++++ DATASET EXTRACT ++++
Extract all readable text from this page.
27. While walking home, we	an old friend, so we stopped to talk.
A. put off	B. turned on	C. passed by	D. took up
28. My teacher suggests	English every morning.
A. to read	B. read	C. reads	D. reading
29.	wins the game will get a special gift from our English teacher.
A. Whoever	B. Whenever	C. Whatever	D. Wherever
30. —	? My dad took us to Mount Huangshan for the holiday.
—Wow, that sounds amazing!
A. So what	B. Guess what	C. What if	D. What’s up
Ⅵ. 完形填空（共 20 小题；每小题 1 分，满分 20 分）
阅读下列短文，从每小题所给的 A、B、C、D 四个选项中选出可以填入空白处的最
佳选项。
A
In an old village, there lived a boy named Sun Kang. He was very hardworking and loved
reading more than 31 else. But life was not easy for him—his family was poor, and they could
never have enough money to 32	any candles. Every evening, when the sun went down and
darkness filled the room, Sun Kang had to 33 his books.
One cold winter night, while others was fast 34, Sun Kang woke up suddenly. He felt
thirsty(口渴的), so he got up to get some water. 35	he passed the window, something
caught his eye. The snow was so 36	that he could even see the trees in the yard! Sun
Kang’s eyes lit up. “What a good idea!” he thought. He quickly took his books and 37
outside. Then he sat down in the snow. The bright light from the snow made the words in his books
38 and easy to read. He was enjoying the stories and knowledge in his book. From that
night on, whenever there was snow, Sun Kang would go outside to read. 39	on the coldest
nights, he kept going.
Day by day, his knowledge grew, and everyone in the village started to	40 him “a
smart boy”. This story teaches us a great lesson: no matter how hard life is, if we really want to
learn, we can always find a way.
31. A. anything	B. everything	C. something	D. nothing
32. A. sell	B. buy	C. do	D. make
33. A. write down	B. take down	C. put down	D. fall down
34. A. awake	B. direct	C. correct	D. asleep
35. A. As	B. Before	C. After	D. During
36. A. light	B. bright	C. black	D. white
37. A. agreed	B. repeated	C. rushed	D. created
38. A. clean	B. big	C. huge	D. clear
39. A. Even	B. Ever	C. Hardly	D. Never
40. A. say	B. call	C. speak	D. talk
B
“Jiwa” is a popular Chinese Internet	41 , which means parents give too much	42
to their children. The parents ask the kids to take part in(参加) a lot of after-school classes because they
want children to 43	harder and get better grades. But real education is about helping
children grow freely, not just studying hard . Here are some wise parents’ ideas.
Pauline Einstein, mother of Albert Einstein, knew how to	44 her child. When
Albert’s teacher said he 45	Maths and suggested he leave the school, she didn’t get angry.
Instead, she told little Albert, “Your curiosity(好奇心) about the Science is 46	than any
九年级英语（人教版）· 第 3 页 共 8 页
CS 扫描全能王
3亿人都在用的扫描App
++++
++++ DATASET EXTRACT ++++
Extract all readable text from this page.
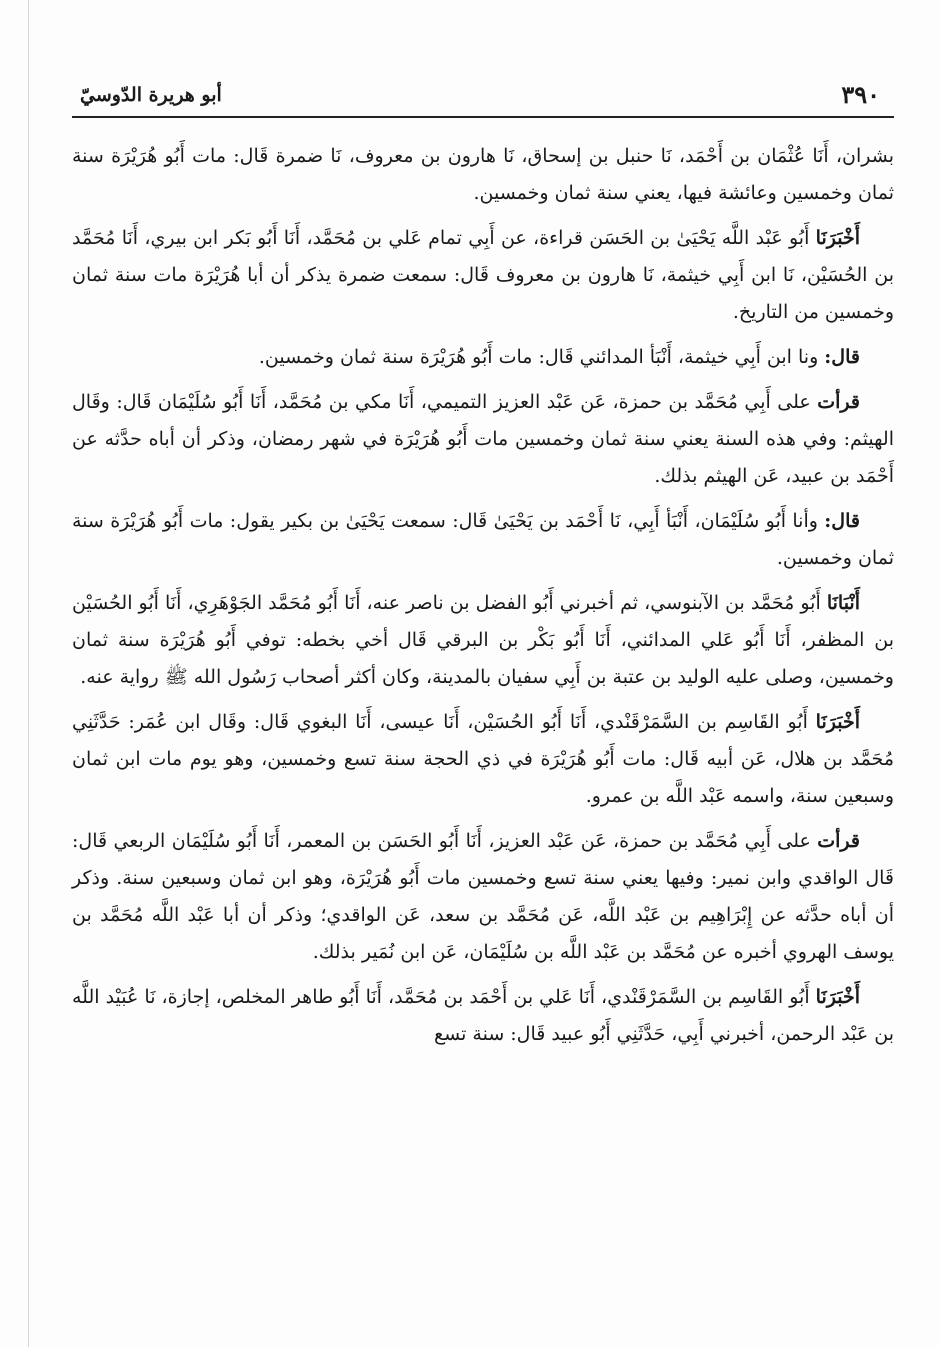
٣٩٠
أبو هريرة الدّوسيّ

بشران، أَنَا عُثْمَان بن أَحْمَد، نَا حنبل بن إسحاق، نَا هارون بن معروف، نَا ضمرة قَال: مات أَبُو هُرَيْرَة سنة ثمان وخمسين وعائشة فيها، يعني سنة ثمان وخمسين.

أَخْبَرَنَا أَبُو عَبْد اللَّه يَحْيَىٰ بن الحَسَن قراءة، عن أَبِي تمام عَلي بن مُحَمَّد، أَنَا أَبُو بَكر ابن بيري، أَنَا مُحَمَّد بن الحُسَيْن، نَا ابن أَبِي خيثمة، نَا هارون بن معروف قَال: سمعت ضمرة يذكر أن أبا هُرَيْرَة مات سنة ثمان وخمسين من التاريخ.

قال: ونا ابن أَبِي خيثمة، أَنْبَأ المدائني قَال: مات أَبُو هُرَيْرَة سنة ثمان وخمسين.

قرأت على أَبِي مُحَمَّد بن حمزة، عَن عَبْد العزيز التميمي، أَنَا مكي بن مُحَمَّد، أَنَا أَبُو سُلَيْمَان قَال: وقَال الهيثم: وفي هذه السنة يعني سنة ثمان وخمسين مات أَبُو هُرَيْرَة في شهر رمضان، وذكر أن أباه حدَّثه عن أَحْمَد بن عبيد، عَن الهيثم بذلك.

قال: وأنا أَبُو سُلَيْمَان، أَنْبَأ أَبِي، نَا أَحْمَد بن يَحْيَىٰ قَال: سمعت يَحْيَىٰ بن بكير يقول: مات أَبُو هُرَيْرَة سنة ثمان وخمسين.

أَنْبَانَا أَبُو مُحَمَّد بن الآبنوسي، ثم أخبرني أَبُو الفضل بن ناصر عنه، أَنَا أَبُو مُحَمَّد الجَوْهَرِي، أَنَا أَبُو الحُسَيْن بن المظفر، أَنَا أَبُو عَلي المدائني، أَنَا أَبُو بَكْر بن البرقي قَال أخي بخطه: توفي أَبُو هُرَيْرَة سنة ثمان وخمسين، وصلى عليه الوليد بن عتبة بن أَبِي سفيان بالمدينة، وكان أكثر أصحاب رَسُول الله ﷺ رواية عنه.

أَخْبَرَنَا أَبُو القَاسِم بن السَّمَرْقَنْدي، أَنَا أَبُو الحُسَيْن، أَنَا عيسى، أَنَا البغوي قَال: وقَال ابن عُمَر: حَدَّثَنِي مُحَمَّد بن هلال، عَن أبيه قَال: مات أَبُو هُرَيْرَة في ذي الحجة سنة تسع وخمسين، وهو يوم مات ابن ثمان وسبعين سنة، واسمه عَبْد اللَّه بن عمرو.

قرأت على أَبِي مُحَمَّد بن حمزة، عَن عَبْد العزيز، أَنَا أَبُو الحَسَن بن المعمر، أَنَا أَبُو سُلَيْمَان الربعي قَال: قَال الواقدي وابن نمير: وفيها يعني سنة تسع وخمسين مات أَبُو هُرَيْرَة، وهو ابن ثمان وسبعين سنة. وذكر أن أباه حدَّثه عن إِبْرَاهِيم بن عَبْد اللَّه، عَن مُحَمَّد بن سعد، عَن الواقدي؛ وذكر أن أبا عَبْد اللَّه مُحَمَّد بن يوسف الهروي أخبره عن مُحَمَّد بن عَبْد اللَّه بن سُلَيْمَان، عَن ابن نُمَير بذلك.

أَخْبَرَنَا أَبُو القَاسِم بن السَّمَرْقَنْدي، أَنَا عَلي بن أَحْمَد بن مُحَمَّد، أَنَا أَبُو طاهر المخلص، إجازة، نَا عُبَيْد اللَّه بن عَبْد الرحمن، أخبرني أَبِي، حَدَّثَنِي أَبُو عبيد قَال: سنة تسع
++++
▶ WHAT YOU SHOULD DO
Report only the number of lines that hold the string "about" in this listing.

▶ RESPONSE TO THIS TASK
2